MATERIAL FOR THIS TASK
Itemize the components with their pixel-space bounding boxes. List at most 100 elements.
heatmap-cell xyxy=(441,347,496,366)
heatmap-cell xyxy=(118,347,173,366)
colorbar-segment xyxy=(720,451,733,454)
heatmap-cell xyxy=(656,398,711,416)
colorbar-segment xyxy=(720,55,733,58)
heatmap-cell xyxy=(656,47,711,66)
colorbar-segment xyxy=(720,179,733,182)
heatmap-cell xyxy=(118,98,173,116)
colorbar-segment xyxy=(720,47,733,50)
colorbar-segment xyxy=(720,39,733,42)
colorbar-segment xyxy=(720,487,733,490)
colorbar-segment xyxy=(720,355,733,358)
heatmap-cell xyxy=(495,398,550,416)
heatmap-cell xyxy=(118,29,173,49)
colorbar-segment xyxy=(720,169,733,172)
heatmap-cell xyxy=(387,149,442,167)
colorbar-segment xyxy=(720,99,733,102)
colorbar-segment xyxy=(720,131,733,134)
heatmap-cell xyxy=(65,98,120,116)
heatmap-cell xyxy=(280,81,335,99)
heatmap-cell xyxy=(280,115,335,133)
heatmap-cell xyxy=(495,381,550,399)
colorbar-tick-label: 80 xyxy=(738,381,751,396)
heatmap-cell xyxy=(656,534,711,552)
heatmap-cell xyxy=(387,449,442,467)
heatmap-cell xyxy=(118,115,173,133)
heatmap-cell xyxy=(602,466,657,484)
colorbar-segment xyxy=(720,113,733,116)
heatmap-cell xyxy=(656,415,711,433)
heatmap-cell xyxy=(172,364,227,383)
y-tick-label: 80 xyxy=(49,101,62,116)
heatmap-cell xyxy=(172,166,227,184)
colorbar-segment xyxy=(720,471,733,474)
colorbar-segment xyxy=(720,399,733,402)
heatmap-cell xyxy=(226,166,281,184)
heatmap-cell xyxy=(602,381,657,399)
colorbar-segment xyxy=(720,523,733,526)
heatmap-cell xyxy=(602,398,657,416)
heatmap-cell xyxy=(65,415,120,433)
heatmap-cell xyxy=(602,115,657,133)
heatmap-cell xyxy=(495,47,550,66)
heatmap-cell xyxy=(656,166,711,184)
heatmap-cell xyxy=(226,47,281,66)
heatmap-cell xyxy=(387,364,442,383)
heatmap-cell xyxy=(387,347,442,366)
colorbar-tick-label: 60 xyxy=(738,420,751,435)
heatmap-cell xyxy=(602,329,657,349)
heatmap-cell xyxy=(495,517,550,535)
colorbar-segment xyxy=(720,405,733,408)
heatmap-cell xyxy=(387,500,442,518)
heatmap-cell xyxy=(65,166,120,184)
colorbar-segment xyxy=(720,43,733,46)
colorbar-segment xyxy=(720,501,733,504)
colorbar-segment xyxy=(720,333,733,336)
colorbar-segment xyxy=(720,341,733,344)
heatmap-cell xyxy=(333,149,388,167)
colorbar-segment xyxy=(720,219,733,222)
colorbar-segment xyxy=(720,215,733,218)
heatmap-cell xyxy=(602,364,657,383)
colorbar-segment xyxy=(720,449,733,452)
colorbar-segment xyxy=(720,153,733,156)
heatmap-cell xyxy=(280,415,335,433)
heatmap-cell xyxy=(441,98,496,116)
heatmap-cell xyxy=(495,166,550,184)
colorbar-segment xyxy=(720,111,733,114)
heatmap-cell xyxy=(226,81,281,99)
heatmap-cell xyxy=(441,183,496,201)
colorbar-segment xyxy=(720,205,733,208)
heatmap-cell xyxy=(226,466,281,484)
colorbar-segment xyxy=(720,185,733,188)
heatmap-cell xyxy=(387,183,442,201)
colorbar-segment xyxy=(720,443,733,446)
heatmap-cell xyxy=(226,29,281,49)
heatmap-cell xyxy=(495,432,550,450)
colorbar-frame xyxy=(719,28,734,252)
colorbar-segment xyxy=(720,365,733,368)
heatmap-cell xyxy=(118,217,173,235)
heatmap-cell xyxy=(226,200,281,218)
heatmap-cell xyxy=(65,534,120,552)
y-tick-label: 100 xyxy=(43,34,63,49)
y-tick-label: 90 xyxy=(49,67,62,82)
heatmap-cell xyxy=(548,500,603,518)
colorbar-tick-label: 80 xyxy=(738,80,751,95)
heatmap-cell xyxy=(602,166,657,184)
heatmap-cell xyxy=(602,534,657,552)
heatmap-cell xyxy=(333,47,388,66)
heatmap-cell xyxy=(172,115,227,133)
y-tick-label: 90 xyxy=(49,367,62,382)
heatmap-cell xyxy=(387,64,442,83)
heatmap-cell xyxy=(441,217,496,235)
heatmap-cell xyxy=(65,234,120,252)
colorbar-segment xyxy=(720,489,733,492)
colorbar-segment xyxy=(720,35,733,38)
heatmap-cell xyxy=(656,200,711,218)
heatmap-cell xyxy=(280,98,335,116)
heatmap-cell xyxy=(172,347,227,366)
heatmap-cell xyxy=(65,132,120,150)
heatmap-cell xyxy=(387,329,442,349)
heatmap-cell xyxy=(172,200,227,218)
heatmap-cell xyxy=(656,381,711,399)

SHORT EXERCISE
Pull out each line in the records above that contains the string "tick". Case counts.

RESPONSE
colorbar-tick-label: 80 xyxy=(738,381,751,396)
y-tick-label: 80 xyxy=(49,101,62,116)
colorbar-tick-label: 60 xyxy=(738,420,751,435)
y-tick-label: 100 xyxy=(43,34,63,49)
y-tick-label: 90 xyxy=(49,67,62,82)
colorbar-tick-label: 80 xyxy=(738,80,751,95)
y-tick-label: 90 xyxy=(49,367,62,382)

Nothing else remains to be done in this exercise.